- TEXTE À LIRE:
━━━

Voilà un sujet peu habituel sur lequel il faut néanmoins savoir porter le débat : comment faire valoir votre propre point de vue lorsqu’une administration pointilleuse s’apprête à user à son profit de cette arme qu’est l’argument sémantique ? Comment désamorcer une situation qui avait toutes chances de devenir conflictuelle, en la retournant, comme dans l’exemple qui suit.

Cet article a pour objet de mettre en garde les propriétaires de moulins quand ils sont la cible de l’administration sur une dérive que nous qualifions de sournoise, aboutissant à des abus de droit.
La vigilance est toujours de mise face à une administration tatillonne, encline à interpréter les textes à sa façon, quand ce n’est pas à chercher à les vider de leur substance, comme lors de la traduction de certaines lois en règlements. Lorsque les textes, qu’ils soient ambigus ou non, sont sujets à une interprétation partisane de la part d’une administration pour vous imposer quoi que ce soit de contraire au droit, vous devez être prêts à contester la décision et à user de la procédure contradictoire inscrite dans la loi, dont l’administration omet couramment, soit par négligence, soit sciemment, de vous informer.

━━━

- DONNÉES FOURNIES:
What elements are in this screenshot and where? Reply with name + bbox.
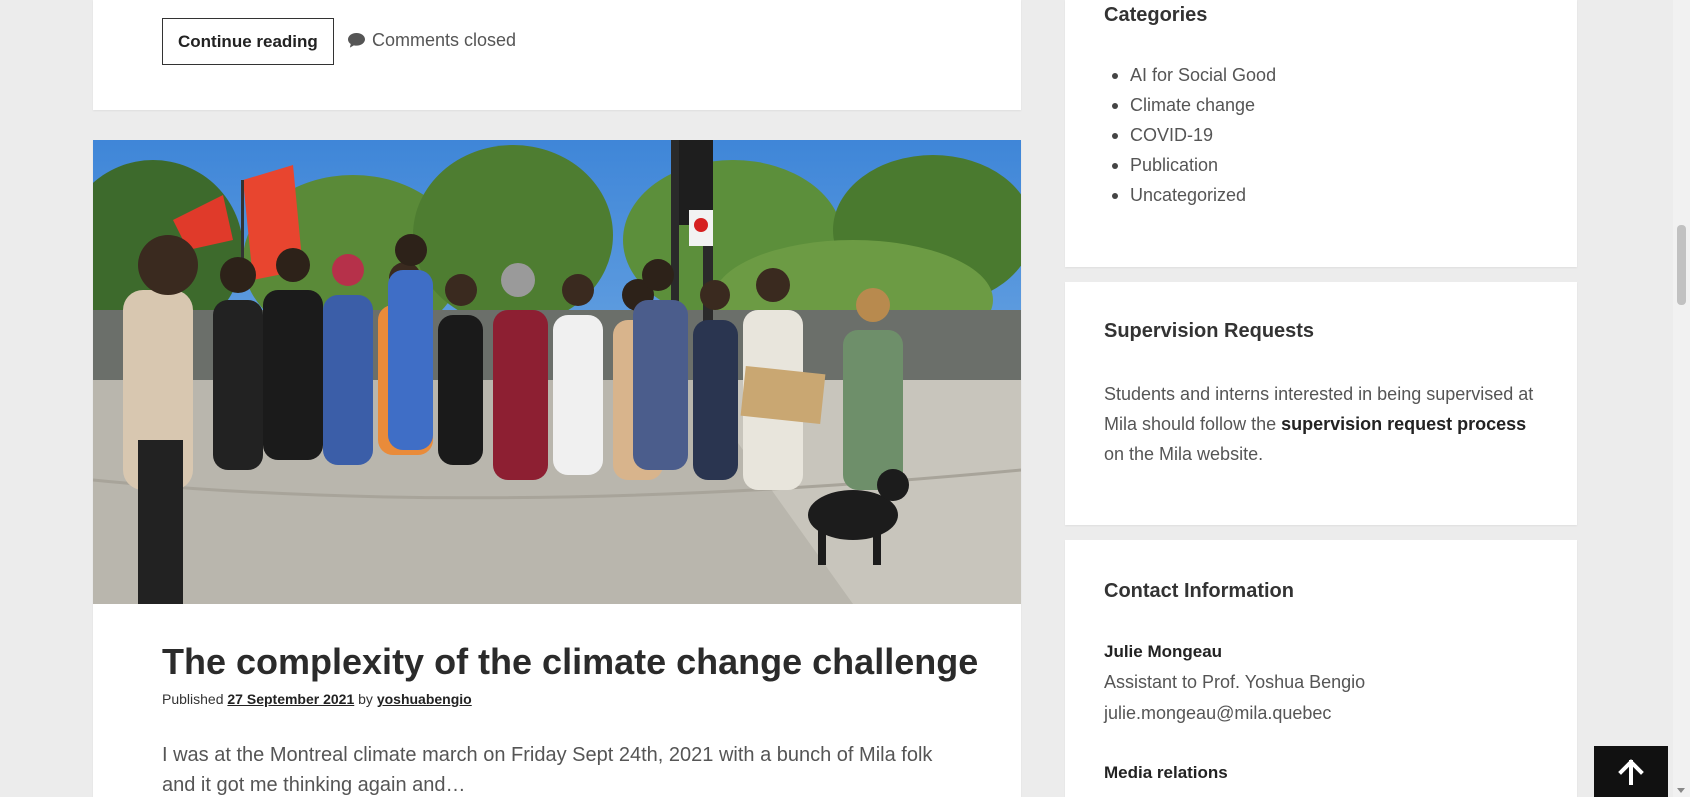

━━━

- EXERCICES:
**1)** Dans le texte sur les moulins, quelle procédure inscrite dans la loi le propriétaire doit-il être prêt à employer pour contester une décision de l'administration ?
**2)** Poursuivez le texte sur les moulins après sa dernière phrase.
Les données forment un matériau distinct du texte sur les moulins.

- RÉPONSES PAR EXERCICE:
**1)** La procédure contradictoire.

**2)**
Mais, parfois, des textes ont été volontairement rédigés par le législateur en laissant place à une marge d’interprétation, à l’appréciation du juge, au cas par cas, lorsqu’un contentieux se présente. Par exemple dans le L-214-17, au sujet de la notion de transport suffisant des sédiments, la rareté de données scientifiques pertinentes et faisant l’objet d’un consensus a motivé un certain flou dans la quantification de ce transport.
Nous relatons ici une expérience vécue, concernant un moulin ariégeois, à Bordes-sur-Lez.

État des lieux

Ce moulin, fondé en titre, se situe dans un contexte patrimonial remarquable, de par sa construction et la diversité des usages qui lui ont été dévolus au fil du temps (moulin bladier, à huile, foulerie, carderie, scierie), mais aussi par son implantation dans un magnifique cadre montagnard, en rive opposée à une église romane exceptionnelle sur les plans historique, architectural et ornemental (fresques du XIIe siècle récemment découvertes). Le moulin, toujours en eau, participe évidemment à l’attrait paysager, que les récentes injonctions administratives contestables auxquelles il est en proie pourraient mettre à mal.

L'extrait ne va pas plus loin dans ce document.